Dataset records:
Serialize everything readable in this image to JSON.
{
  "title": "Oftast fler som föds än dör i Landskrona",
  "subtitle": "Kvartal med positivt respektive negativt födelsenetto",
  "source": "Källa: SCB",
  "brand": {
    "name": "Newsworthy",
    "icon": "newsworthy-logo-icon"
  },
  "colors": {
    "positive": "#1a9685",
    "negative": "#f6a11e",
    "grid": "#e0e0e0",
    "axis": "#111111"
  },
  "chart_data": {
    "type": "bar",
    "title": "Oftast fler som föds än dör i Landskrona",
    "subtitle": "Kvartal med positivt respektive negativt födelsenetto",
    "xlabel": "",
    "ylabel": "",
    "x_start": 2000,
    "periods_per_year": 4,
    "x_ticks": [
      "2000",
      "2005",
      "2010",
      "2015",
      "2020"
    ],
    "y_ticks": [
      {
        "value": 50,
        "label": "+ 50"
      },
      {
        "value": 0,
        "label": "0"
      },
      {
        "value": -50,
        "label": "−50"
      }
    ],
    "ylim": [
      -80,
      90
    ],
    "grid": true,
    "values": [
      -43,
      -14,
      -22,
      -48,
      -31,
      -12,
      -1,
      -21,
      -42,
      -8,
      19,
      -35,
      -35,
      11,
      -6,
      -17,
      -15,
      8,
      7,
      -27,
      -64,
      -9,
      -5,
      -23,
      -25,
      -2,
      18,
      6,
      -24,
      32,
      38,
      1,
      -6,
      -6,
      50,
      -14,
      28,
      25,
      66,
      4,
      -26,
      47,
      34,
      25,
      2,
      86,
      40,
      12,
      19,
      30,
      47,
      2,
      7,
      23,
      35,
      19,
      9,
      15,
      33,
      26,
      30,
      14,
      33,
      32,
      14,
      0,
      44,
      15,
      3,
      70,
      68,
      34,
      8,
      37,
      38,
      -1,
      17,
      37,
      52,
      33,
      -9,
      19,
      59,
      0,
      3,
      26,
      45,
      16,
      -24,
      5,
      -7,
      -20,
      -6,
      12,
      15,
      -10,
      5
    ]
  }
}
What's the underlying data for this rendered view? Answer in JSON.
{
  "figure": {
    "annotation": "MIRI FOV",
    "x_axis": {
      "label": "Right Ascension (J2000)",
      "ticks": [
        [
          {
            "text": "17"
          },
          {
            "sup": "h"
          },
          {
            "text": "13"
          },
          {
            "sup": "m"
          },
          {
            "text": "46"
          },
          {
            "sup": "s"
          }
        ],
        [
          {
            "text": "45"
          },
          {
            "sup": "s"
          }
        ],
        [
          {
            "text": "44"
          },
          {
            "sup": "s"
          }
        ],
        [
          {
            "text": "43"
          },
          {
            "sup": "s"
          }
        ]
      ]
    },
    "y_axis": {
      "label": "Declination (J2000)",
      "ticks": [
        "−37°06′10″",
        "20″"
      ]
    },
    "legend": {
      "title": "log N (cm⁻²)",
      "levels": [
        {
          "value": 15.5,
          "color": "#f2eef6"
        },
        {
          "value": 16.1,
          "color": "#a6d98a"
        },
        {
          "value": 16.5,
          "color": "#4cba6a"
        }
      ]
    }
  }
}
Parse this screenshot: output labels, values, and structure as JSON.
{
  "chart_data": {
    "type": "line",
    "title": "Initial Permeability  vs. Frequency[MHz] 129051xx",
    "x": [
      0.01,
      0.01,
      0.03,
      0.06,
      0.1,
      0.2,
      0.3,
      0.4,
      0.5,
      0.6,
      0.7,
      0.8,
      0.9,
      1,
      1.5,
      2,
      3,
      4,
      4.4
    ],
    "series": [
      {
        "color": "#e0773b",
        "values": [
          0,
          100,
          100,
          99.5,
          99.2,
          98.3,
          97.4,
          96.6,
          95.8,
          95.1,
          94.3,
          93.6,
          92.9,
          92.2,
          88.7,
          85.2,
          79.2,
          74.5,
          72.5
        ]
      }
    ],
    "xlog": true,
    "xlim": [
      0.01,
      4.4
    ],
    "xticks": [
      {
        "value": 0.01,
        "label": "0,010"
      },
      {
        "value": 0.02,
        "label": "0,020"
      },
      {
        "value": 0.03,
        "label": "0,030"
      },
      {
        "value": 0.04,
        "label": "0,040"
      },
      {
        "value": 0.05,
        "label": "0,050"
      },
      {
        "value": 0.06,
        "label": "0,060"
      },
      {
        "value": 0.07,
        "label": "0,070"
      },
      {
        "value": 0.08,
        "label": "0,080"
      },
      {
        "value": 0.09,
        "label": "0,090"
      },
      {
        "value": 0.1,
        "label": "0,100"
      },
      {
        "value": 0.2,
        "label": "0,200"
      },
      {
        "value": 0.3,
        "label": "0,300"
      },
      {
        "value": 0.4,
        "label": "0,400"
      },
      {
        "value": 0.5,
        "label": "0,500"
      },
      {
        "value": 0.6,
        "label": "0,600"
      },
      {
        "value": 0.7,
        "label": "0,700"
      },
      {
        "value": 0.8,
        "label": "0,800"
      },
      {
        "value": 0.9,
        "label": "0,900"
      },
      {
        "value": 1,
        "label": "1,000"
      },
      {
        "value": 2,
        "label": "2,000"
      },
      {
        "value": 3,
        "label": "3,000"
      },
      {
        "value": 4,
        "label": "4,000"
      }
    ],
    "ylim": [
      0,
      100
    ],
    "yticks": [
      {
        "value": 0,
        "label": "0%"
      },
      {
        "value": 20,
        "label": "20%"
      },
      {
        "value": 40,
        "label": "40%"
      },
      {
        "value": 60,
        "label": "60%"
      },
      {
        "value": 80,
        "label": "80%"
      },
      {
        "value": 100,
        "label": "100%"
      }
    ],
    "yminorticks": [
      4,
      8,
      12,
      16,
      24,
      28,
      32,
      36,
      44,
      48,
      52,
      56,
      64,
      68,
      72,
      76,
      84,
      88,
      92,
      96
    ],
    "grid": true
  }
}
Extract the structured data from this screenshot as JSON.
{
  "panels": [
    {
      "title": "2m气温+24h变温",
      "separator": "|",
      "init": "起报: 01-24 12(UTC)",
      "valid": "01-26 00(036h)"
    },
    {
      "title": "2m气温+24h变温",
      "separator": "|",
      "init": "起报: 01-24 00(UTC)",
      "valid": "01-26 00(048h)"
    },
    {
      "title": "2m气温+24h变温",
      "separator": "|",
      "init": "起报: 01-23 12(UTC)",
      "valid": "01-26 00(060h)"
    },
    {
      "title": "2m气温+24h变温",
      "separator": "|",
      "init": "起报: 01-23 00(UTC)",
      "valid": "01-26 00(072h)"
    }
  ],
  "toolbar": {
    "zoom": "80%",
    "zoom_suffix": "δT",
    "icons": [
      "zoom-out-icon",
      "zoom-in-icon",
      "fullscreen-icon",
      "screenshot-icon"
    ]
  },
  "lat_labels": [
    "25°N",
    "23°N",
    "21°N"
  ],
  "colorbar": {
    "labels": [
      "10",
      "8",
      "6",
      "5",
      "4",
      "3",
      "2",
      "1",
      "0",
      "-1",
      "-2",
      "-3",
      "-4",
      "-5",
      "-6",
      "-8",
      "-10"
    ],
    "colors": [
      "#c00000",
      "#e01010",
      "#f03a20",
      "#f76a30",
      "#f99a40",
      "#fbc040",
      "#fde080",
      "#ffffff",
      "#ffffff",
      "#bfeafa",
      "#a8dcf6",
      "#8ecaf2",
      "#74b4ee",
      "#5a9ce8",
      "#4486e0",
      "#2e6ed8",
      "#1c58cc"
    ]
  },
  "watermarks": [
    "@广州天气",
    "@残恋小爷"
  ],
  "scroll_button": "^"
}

Task requirements:
Only lines with the string "this" belong in your answer; copy each one.

Task output:
Serialize everything readable in this image to JSON.
What's the underlying data for this rendered view? Answer in JSON.
Parse this screenshot: output labels, values, and structure as JSON.
Extract the structured data from this screenshot as JSON.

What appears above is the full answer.